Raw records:
════════
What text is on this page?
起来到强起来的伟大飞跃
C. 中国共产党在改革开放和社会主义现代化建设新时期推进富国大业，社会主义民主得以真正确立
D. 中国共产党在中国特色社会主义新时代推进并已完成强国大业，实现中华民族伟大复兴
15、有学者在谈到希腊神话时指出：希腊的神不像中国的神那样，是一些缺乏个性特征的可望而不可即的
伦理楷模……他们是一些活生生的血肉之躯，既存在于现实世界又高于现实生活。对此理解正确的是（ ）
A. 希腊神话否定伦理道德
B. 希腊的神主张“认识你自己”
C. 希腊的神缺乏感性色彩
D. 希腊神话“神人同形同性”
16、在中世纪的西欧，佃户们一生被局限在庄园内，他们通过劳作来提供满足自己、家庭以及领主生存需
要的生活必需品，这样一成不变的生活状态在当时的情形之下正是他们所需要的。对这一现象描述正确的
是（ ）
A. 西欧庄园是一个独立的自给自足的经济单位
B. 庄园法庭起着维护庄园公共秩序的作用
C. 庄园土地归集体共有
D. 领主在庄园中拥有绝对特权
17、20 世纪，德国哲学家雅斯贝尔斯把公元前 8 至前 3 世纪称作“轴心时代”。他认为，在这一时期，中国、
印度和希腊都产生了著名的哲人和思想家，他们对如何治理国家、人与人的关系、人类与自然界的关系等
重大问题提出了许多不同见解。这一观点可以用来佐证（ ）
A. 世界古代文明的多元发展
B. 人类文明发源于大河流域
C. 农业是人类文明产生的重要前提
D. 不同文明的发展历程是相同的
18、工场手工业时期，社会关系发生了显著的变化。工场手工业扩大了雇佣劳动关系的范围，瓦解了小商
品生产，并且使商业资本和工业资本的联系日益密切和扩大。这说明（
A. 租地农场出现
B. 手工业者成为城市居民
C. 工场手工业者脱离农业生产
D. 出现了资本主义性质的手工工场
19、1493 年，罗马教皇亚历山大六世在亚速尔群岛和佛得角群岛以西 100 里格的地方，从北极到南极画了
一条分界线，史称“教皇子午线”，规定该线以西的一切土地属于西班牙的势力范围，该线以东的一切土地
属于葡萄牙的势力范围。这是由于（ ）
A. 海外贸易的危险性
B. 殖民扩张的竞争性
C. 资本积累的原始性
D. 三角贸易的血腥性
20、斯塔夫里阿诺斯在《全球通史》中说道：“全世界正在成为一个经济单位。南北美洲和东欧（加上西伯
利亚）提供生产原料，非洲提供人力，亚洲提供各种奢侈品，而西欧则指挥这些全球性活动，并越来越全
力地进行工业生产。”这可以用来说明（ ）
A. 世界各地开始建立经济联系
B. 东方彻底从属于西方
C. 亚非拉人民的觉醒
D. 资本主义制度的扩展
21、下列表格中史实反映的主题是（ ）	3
════════
TASK PROMPT
Give the entries again in full, exactly as they are written.

REPLY TO THE EXERCISE
What text is on this page?
起来到强起来的伟大飞跃
C. 中国共产党在改革开放和社会主义现代化建设新时期推进富国大业，社会主义民主得以真正确立
D. 中国共产党在中国特色社会主义新时代推进并已完成强国大业，实现中华民族伟大复兴
15、有学者在谈到希腊神话时指出：希腊的神不像中国的神那样，是一些缺乏个性特征的可望而不可即的
伦理楷模……他们是一些活生生的血肉之躯，既存在于现实世界又高于现实生活。对此理解正确的是（ ）
A. 希腊神话否定伦理道德
B. 希腊的神主张“认识你自己”
C. 希腊的神缺乏感性色彩
D. 希腊神话“神人同形同性”
16、在中世纪的西欧，佃户们一生被局限在庄园内，他们通过劳作来提供满足自己、家庭以及领主生存需
要的生活必需品，这样一成不变的生活状态在当时的情形之下正是他们所需要的。对这一现象描述正确的
是（ ）
A. 西欧庄园是一个独立的自给自足的经济单位
B. 庄园法庭起着维护庄园公共秩序的作用
C. 庄园土地归集体共有
D. 领主在庄园中拥有绝对特权
17、20 世纪，德国哲学家雅斯贝尔斯把公元前 8 至前 3 世纪称作“轴心时代”。他认为，在这一时期，中国、
印度和希腊都产生了著名的哲人和思想家，他们对如何治理国家、人与人的关系、人类与自然界的关系等
重大问题提出了许多不同见解。这一观点可以用来佐证（ ）
A. 世界古代文明的多元发展
B. 人类文明发源于大河流域
C. 农业是人类文明产生的重要前提
D. 不同文明的发展历程是相同的
18、工场手工业时期，社会关系发生了显著的变化。工场手工业扩大了雇佣劳动关系的范围，瓦解了小商
品生产，并且使商业资本和工业资本的联系日益密切和扩大。这说明（
A. 租地农场出现
B. 手工业者成为城市居民
C. 工场手工业者脱离农业生产
D. 出现了资本主义性质的手工工场
19、1493 年，罗马教皇亚历山大六世在亚速尔群岛和佛得角群岛以西 100 里格的地方，从北极到南极画了
一条分界线，史称“教皇子午线”，规定该线以西的一切土地属于西班牙的势力范围，该线以东的一切土地
属于葡萄牙的势力范围。这是由于（ ）
A. 海外贸易的危险性
B. 殖民扩张的竞争性
C. 资本积累的原始性
D. 三角贸易的血腥性
20、斯塔夫里阿诺斯在《全球通史》中说道：“全世界正在成为一个经济单位。南北美洲和东欧（加上西伯
利亚）提供生产原料，非洲提供人力，亚洲提供各种奢侈品，而西欧则指挥这些全球性活动，并越来越全
力地进行工业生产。”这可以用来说明（ ）
A. 世界各地开始建立经济联系
B. 东方彻底从属于西方
C. 亚非拉人民的觉醒
D. 资本主义制度的扩展
21、下列表格中史实反映的主题是（ ）	3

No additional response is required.